- _RECORDS FOR THE TASK_

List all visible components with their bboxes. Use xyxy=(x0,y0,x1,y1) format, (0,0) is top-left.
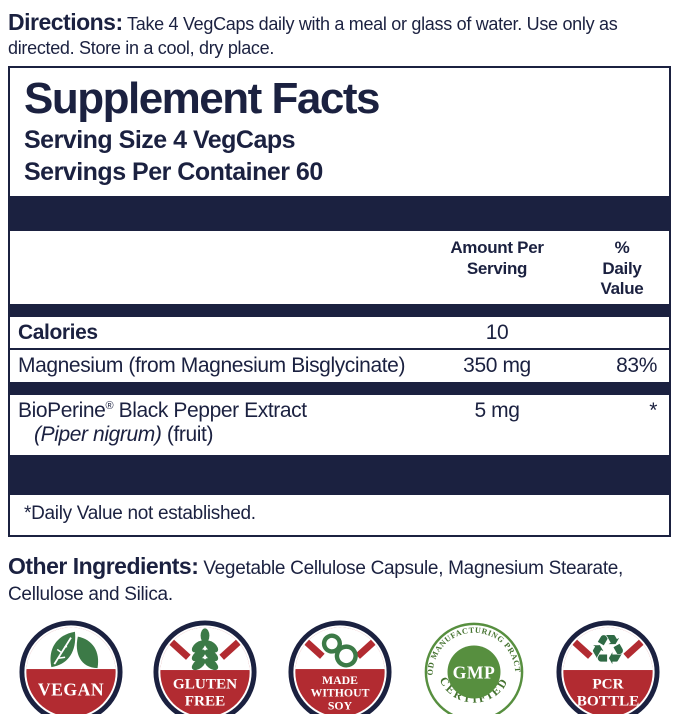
directions: Directions: Take 4 VegCaps daily with a … xyxy=(8,8,669,60)
nutrient-dv: * xyxy=(649,398,657,422)
other-ingredients: Other Ingredients: Vegetable Cellulose C… xyxy=(8,551,667,608)
certification-badges: VEGAN GLUTEN FR xyxy=(18,619,661,714)
vegan-label: VEGAN xyxy=(38,679,104,699)
table-row-magnesium: Magnesium (from Magnesium Bisglycinate) … xyxy=(10,350,669,381)
registered-trademark: ® xyxy=(105,399,114,412)
recycle-icon: ♻ xyxy=(590,626,627,674)
separator-bar-top xyxy=(10,196,669,232)
daily-value-footnote: *Daily Value not established. xyxy=(24,502,256,524)
soybean-pod-icon xyxy=(321,633,358,668)
soy-label-line1: MADE xyxy=(322,673,358,686)
badge-pcr-bottle: ♻ PCR BOTTLE xyxy=(556,620,660,714)
nutrient-name: Calories xyxy=(18,321,98,345)
nutrient-amount: 5 mg xyxy=(474,398,520,422)
table-row-calories: Calories 10 xyxy=(10,317,669,348)
nutrient-amount: 10 xyxy=(485,321,509,345)
bioperine-latin-line: (Piper nigrum) (fruit) xyxy=(34,422,214,446)
serving-size: Serving Size 4 VegCaps xyxy=(24,125,296,154)
separator-bar-mid xyxy=(10,381,669,395)
nutrient-amount: 350 mg xyxy=(463,354,531,378)
bioperine-name-line: BioPerine® Black Pepper Extract xyxy=(18,398,307,422)
nutrient-name: Magnesium (from Magnesium Bisglycinate) xyxy=(18,354,406,378)
supplement-facts-panel: Supplement Facts Serving Size 4 VegCaps … xyxy=(8,66,671,537)
gmp-center-circle xyxy=(447,645,501,699)
latin-name: (Piper nigrum) xyxy=(34,422,162,446)
badge-gluten-free: GLUTEN FREE xyxy=(153,620,257,714)
pcr-label-line1: PCR xyxy=(592,675,624,692)
column-header-amount: Amount Per Serving xyxy=(450,238,544,278)
other-ingredients-text: Vegetable Cellulose Capsule, Magnesium S… xyxy=(8,557,624,605)
badge-vegan: VEGAN xyxy=(19,620,123,714)
nutrient-dv: 83% xyxy=(616,354,657,378)
table-header-row: Amount Per Serving % Daily Value xyxy=(10,231,669,304)
gmp-center-label: GMP xyxy=(452,662,495,682)
gluten-free-label-line1: GLUTEN xyxy=(173,675,237,692)
separator-bar-bottom xyxy=(10,454,669,495)
badge-made-without-soy: MADE WITHOUT SOY xyxy=(287,620,392,714)
wheat-icon xyxy=(192,627,219,670)
pcr-label-line2: BOTTLE xyxy=(577,692,640,709)
leaves-icon xyxy=(50,631,99,668)
column-header-daily-value: % Daily Value xyxy=(600,238,644,298)
nutrient-name: BioPerine® Black Pepper Extract (Piper n… xyxy=(18,399,407,447)
other-ingredients-label: Other Ingredients: xyxy=(8,552,199,579)
soy-label-line2: WITHOUT xyxy=(310,686,369,699)
separator-bar-header xyxy=(10,304,669,318)
badge-gmp-certified: GOOD MANUFACTURING PRACTICE CERTIFIED GM… xyxy=(421,619,524,714)
soy-label-line3: SOY xyxy=(327,699,352,712)
directions-label: Directions: xyxy=(8,9,123,35)
gluten-free-label-line2: FREE xyxy=(185,692,226,709)
panel-title: Supplement Facts xyxy=(24,74,380,124)
servings-per-container: Servings Per Container 60 xyxy=(24,157,323,186)
directions-text: Take 4 VegCaps daily with a meal or glas… xyxy=(8,14,618,59)
row-divider xyxy=(10,348,669,351)
table-row-bioperine: BioPerine® Black Pepper Extract (Piper n… xyxy=(10,395,669,450)
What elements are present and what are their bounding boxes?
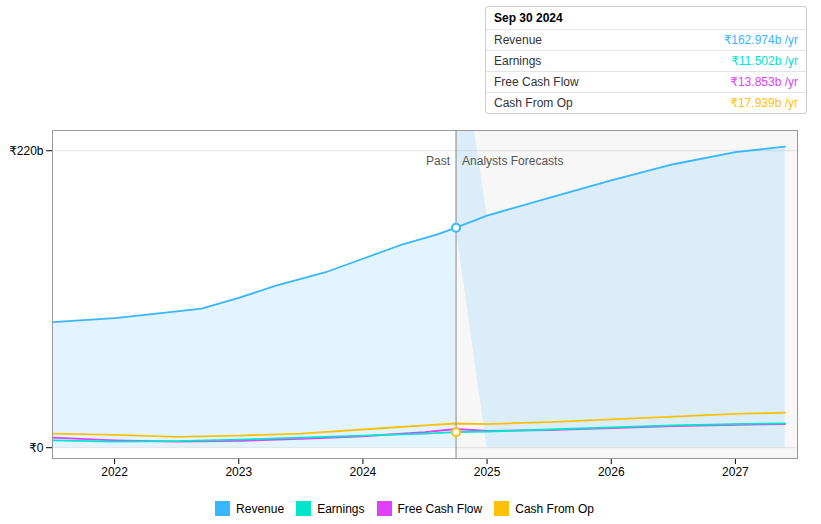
html-text:Earnings: Earnings (494, 54, 542, 68)
svg-text:2022: 2022 (101, 465, 128, 479)
html-text:₹13.853b /yr: ₹13.853b /yr (730, 75, 798, 89)
svg-text:₹0: ₹0 (29, 441, 44, 455)
html-text:Cash From Op: Cash From Op (515, 501, 594, 516)
html-text:₹11.502b /yr: ₹11.502b /yr (731, 54, 798, 68)
html-text:₹162.974b /yr: ₹162.974b /yr (723, 33, 798, 47)
svg-text:Past: Past (426, 154, 451, 168)
svg-text:2027: 2027 (722, 465, 749, 479)
svg-text:2026: 2026 (598, 465, 625, 479)
svg-text:₹220b: ₹220b (9, 144, 44, 158)
html-text:Earnings: Earnings (317, 501, 365, 516)
html-text:Cash From Op: Cash From Op (494, 96, 573, 110)
html-text:Free Cash Flow: Free Cash Flow (397, 501, 483, 516)
svg-text:2025: 2025 (474, 465, 501, 479)
svg-text:2024: 2024 (350, 465, 377, 479)
html-text:Revenue: Revenue (236, 501, 285, 516)
html-text:Revenue: Revenue (494, 33, 542, 47)
html-text:Free Cash Flow: Free Cash Flow (494, 75, 579, 89)
html-text:₹17.939b /yr: ₹17.939b /yr (730, 96, 798, 110)
svg-text:Analysts Forecasts: Analysts Forecasts (462, 154, 563, 168)
html-text:Sep 30 2024: Sep 30 2024 (494, 11, 563, 25)
svg-text:2023: 2023 (225, 465, 252, 479)
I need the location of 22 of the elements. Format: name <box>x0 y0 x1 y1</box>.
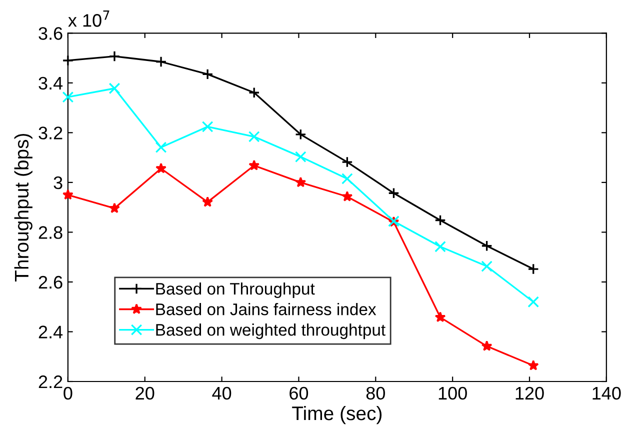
y-tick-label: 2.4 <box>38 326 63 338</box>
x-tick-label: 20 <box>136 386 154 400</box>
x-tick-label: 0 <box>64 386 72 400</box>
x-tick-label: 100 <box>438 386 467 400</box>
y-axis-title: Throughput (bps) <box>14 134 32 282</box>
y-tick-label: 2.8 <box>38 226 62 239</box>
x-tick-label: 120 <box>516 386 544 400</box>
x-tick-label: 60 <box>290 386 308 400</box>
y-tick-label: 3.4 <box>38 76 63 90</box>
legend-label: Based on Jains fairness index <box>156 303 376 316</box>
legend-label: Based on Throughput <box>156 282 315 298</box>
x-axis-title: Time (sec) <box>292 406 382 424</box>
y-tick-label: 2.6 <box>38 276 62 289</box>
y-tick-label: 3.6 <box>38 27 62 40</box>
y-tick-label: 2.2 <box>38 375 62 388</box>
x-tick-label: 140 <box>592 386 621 400</box>
x-tick-label: 40 <box>212 386 232 400</box>
y-tick-label: 3 <box>54 176 62 190</box>
legend-label: Based on weighted throughtput <box>156 324 386 340</box>
y-tick-label: 3.2 <box>38 126 62 140</box>
text: x 10$^{7}$ <box>68 10 110 27</box>
x-tick-label: 80 <box>366 386 385 400</box>
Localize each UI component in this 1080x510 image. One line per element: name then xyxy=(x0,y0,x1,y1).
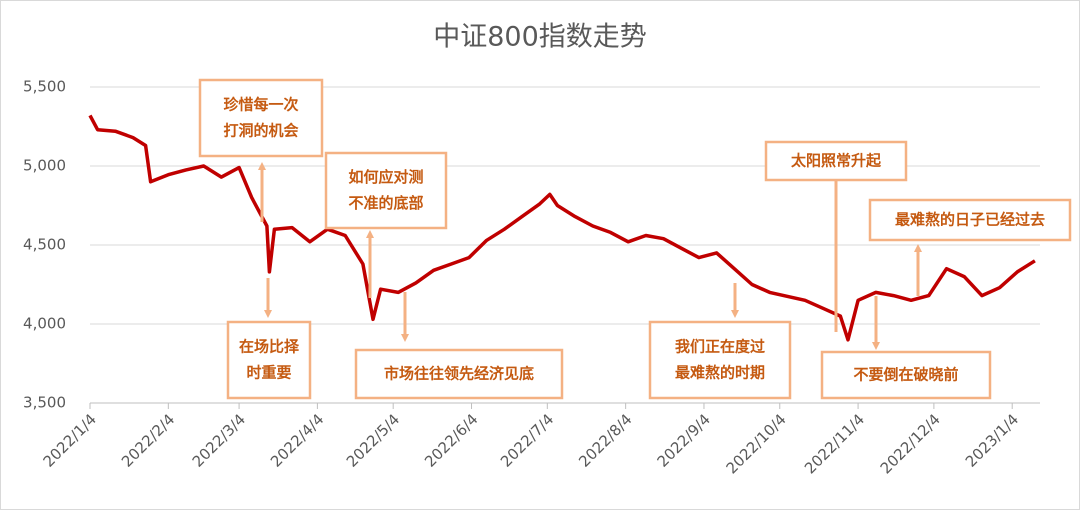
annotation-box xyxy=(226,320,312,400)
annotation-box xyxy=(648,320,792,400)
annotation-box xyxy=(764,140,908,182)
annotation-text: 太阳照常升起 xyxy=(791,152,882,170)
annotation-text: 最难熬的时期 xyxy=(675,364,765,382)
annotation-text: 如何应对测 xyxy=(348,168,423,186)
y-tick-label: 3,500 xyxy=(23,394,66,412)
annotation-text: 时重要 xyxy=(246,364,291,382)
annotation-text: 我们正在度过 xyxy=(675,338,765,356)
annotation-text: 打洞的机会 xyxy=(223,122,298,140)
annotation-box xyxy=(324,151,448,230)
annotation-box xyxy=(820,350,992,400)
annotation-text: 不准的底部 xyxy=(348,194,423,212)
annotation-text: 最难熬的日子已经过去 xyxy=(895,211,1045,229)
annotation-box xyxy=(354,348,564,400)
annotation-text: 不要倒在破晓前 xyxy=(853,366,958,384)
y-tick-label: 5,000 xyxy=(23,157,66,175)
y-tick-label: 4,500 xyxy=(23,236,66,254)
y-tick-label: 4,000 xyxy=(23,315,66,333)
annotation-text: 珍惜每一次 xyxy=(223,96,298,114)
line-series xyxy=(88,114,1036,342)
annotation-box xyxy=(198,78,324,158)
annotation-text: 在场比择 xyxy=(239,338,300,356)
annotation-text: 市场往往领先经济见底 xyxy=(384,365,534,383)
annotation-box xyxy=(868,198,1072,242)
chart-title: 中证800指数走势 xyxy=(433,22,647,53)
y-tick-label: 5,500 xyxy=(23,78,66,96)
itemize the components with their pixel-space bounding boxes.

- _WHAT IS REQUIRED_
Turn the stretch of the items from the line containing "annotation-box xyxy=(226,320,312,400)" through the end of the items into a Markdown table with the columns "Row" and "Line". Number each line, and skip any blank lines.

- _OUTPUT BELOW_
| Row | Line |
|---|---|
| 1 | annotation-box xyxy=(226,320,312,400) |
| 2 | annotation-box xyxy=(648,320,792,400) |
| 3 | annotation-box xyxy=(764,140,908,182) |
| 4 | annotation-text: 太阳照常升起 xyxy=(791,152,882,170) |
| 5 | annotation-text: 最难熬的时期 xyxy=(675,364,765,382) |
| 6 | annotation-text: 如何应对测 xyxy=(348,168,423,186) |
| 7 | y-tick-label: 3,500 xyxy=(23,394,66,412) |
| 8 | annotation-text: 时重要 xyxy=(246,364,291,382) |
| 9 | annotation-text: 我们正在度过 xyxy=(675,338,765,356) |
| 10 | annotation-text: 打洞的机会 xyxy=(223,122,298,140) |
| 11 | annotation-box xyxy=(324,151,448,230) |
| 12 | annotation-box xyxy=(820,350,992,400) |
| 13 | annotation-text: 不准的底部 xyxy=(348,194,423,212) |
| 14 | annotation-text: 最难熬的日子已经过去 xyxy=(895,211,1045,229) |
| 15 | annotation-box xyxy=(354,348,564,400) |
| 16 | annotation-text: 不要倒在破晓前 xyxy=(853,366,958,384) |
| 17 | y-tick-label: 5,000 xyxy=(23,157,66,175) |
| 18 | y-tick-label: 4,500 xyxy=(23,236,66,254) |
| 19 | y-tick-label: 4,000 xyxy=(23,315,66,333) |
| 20 | annotation-text: 珍惜每一次 xyxy=(223,96,298,114) |
| 21 | line-series xyxy=(88,114,1036,342) |
| 22 | annotation-box xyxy=(198,78,324,158) |
| 23 | annotation-text: 在场比择 xyxy=(239,338,300,356) |
| 24 | annotation-text: 市场往往领先经济见底 xyxy=(384,365,534,383) |
| 25 | annotation-box xyxy=(868,198,1072,242) |
| 26 | chart-title: 中证800指数走势 xyxy=(433,22,647,53) |
| 27 | y-tick-label: 5,500 xyxy=(23,78,66,96) |
| 28 | itemize the components with their pixel-space bounding boxes. |